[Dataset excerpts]

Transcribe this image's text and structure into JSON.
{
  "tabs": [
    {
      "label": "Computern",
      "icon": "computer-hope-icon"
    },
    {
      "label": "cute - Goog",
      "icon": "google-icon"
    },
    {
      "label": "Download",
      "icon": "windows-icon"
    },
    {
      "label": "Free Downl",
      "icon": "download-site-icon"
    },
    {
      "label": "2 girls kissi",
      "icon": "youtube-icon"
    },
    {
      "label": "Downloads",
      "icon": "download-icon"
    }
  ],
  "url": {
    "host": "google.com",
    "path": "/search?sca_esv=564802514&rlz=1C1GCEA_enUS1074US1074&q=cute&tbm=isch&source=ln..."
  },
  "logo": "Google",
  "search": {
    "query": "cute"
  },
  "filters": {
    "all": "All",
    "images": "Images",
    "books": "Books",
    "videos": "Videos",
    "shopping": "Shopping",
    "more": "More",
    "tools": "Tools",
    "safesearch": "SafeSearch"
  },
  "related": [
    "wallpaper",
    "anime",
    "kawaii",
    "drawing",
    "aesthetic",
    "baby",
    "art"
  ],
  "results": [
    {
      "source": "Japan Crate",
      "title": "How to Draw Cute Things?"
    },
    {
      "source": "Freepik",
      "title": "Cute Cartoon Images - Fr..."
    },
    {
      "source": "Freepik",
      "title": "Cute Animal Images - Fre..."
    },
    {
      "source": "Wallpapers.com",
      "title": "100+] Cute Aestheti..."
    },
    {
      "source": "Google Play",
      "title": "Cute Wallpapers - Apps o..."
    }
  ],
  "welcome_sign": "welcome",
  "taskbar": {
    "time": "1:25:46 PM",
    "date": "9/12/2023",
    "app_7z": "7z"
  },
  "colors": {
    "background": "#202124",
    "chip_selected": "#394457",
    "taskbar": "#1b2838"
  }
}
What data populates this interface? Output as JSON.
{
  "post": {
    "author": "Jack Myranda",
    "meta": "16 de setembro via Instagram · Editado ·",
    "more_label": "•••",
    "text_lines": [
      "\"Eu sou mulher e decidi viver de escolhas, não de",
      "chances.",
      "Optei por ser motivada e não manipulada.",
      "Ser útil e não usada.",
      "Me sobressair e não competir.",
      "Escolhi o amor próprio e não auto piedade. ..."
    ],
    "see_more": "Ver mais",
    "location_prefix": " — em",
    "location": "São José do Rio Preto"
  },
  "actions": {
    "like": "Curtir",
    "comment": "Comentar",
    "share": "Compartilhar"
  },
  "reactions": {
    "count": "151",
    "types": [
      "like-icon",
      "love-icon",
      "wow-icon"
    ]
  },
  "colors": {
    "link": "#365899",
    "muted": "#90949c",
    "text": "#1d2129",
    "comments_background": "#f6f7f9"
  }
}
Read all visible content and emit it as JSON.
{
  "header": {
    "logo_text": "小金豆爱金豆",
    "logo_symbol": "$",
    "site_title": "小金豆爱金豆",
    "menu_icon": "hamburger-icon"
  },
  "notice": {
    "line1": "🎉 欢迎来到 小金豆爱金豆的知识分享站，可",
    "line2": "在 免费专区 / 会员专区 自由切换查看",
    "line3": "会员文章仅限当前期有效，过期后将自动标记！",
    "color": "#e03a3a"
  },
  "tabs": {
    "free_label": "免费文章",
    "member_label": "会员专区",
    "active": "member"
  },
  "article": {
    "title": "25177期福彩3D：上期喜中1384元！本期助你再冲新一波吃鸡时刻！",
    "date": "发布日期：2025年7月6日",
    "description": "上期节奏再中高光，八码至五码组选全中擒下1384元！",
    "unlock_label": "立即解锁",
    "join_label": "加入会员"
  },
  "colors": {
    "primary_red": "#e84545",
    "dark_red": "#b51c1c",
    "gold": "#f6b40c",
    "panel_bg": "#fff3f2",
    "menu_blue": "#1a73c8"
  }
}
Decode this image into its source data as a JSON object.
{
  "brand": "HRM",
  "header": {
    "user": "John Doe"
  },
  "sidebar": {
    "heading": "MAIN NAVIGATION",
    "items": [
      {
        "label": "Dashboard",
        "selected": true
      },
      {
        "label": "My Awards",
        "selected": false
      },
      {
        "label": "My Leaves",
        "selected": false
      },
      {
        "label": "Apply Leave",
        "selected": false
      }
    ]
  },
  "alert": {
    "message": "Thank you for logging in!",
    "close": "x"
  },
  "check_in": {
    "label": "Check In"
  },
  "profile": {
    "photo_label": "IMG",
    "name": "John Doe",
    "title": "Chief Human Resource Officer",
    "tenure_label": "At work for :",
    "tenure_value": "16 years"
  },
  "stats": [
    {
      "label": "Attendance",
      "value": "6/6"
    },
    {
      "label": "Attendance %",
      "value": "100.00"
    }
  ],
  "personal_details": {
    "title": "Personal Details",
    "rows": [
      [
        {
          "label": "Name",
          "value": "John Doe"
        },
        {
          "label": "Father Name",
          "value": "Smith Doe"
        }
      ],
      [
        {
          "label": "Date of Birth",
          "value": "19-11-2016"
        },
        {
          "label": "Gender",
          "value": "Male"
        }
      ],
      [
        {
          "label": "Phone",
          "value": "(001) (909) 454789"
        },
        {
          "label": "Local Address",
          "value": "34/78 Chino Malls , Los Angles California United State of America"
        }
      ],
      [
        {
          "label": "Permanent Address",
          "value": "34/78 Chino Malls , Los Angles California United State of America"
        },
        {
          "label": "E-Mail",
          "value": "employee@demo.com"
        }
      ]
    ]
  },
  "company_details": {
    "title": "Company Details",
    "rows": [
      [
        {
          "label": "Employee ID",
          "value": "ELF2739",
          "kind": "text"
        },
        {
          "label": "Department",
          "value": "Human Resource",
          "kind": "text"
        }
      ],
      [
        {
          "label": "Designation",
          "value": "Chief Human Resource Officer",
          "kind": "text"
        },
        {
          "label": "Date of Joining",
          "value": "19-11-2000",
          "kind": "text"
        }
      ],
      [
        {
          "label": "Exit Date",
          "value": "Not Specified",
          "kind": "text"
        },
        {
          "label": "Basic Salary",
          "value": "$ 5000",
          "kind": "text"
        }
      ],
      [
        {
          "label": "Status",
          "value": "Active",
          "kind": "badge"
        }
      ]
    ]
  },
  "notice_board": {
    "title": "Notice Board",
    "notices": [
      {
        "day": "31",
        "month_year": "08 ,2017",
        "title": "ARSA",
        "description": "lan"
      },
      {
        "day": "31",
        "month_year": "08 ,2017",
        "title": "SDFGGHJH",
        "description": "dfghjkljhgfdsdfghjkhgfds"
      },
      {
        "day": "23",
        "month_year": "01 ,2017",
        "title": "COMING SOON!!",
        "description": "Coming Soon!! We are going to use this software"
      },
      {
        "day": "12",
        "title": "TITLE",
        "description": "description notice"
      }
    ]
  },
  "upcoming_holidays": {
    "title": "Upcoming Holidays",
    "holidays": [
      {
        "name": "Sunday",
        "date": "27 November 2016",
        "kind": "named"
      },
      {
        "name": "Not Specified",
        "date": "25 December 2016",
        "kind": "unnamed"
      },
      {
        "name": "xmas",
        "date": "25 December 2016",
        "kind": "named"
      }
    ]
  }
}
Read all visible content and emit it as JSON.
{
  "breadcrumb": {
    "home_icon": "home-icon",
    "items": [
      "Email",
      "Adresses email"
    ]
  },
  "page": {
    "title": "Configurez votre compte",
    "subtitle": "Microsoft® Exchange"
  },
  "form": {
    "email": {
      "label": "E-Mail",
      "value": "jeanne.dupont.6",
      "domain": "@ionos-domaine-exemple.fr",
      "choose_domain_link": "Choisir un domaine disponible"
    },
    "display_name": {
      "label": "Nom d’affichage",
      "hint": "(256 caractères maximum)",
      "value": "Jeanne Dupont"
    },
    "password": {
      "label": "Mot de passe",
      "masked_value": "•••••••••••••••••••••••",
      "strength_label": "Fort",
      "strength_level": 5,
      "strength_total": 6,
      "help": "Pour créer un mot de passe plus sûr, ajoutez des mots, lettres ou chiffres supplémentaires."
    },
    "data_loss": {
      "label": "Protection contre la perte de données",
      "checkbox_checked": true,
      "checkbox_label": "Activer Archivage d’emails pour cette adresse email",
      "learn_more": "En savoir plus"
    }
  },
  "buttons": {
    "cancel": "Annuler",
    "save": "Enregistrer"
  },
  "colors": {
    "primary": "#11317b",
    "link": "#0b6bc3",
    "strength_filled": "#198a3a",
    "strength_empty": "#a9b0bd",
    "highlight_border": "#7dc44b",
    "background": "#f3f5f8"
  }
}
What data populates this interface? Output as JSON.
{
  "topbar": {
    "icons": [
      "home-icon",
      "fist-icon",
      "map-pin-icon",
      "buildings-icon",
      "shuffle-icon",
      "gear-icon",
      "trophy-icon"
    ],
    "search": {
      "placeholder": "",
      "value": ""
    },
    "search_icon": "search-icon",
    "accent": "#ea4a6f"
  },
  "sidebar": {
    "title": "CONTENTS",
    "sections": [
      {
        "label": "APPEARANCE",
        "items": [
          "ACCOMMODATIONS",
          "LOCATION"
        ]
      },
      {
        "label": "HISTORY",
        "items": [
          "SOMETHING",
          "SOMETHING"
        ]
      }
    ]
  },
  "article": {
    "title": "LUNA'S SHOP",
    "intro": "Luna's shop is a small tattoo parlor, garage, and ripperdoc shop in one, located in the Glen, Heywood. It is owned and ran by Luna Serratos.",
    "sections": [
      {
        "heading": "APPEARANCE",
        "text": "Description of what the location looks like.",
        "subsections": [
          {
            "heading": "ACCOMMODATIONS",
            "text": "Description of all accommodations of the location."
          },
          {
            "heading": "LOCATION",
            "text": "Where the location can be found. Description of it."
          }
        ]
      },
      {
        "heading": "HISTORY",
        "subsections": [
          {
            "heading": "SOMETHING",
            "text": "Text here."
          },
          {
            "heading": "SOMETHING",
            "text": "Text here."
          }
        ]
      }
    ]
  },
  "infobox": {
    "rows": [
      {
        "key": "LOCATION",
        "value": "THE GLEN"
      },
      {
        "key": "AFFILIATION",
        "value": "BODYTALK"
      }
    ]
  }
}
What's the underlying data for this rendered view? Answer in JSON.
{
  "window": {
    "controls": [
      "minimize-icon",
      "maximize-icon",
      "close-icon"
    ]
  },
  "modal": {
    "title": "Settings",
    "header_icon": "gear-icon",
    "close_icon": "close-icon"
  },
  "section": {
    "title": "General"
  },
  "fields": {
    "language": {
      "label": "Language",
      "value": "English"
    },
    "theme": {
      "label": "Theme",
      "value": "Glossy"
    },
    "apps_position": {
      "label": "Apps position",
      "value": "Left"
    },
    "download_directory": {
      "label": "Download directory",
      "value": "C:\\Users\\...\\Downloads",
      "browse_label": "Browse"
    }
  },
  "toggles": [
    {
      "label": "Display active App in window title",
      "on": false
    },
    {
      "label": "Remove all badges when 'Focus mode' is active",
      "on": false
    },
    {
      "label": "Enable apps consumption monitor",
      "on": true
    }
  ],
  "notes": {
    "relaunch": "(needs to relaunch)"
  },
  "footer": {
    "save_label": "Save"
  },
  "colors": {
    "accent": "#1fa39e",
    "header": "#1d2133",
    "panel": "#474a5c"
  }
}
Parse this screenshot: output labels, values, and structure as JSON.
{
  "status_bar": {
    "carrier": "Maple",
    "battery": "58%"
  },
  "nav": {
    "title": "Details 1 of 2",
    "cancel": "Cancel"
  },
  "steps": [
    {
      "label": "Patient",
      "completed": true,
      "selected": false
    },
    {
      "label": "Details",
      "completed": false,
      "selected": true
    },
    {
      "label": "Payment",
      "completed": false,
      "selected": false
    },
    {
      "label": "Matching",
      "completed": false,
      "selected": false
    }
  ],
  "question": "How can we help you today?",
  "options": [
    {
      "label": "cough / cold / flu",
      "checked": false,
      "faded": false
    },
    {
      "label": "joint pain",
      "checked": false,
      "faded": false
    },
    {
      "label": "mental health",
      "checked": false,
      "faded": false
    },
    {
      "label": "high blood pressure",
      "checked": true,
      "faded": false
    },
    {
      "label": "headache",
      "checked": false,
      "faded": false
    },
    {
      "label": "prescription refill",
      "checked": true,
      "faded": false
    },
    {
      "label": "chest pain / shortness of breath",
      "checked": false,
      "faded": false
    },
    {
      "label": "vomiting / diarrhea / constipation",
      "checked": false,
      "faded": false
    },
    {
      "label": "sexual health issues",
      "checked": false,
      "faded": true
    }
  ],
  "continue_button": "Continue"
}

• _TO BE DONE_
Print nothing but the lines from the line with "Parse this screenshot: output" to the last line of the records above. Both of those lines count.

• _WRITTEN REPLY_
Parse this screenshot: output labels, values, and structure as JSON.
{
  "status_bar": {
    "carrier": "Maple",
    "battery": "58%"
  },
  "nav": {
    "title": "Details 1 of 2",
    "cancel": "Cancel"
  },
  "steps": [
    {
      "label": "Patient",
      "completed": true,
      "selected": false
    },
    {
      "label": "Details",
      "completed": false,
      "selected": true
    },
    {
      "label": "Payment",
      "completed": false,
      "selected": false
    },
    {
      "label": "Matching",
      "completed": false,
      "selected": false
    }
  ],
  "question": "How can we help you today?",
  "options": [
    {
      "label": "cough / cold / flu",
      "checked": false,
      "faded": false
    },
    {
      "label": "joint pain",
      "checked": false,
      "faded": false
    },
    {
      "label": "mental health",
      "checked": false,
      "faded": false
    },
    {
      "label": "high blood pressure",
      "checked": true,
      "faded": false
    },
    {
      "label": "headache",
      "checked": false,
      "faded": false
    },
    {
      "label": "prescription refill",
      "checked": true,
      "faded": false
    },
    {
      "label": "chest pain / shortness of breath",
      "checked": false,
      "faded": false
    },
    {
      "label": "vomiting / diarrhea / constipation",
      "checked": false,
      "faded": false
    },
    {
      "label": "sexual health issues",
      "checked": false,
      "faded": true
    }
  ],
  "continue_button": "Continue"
}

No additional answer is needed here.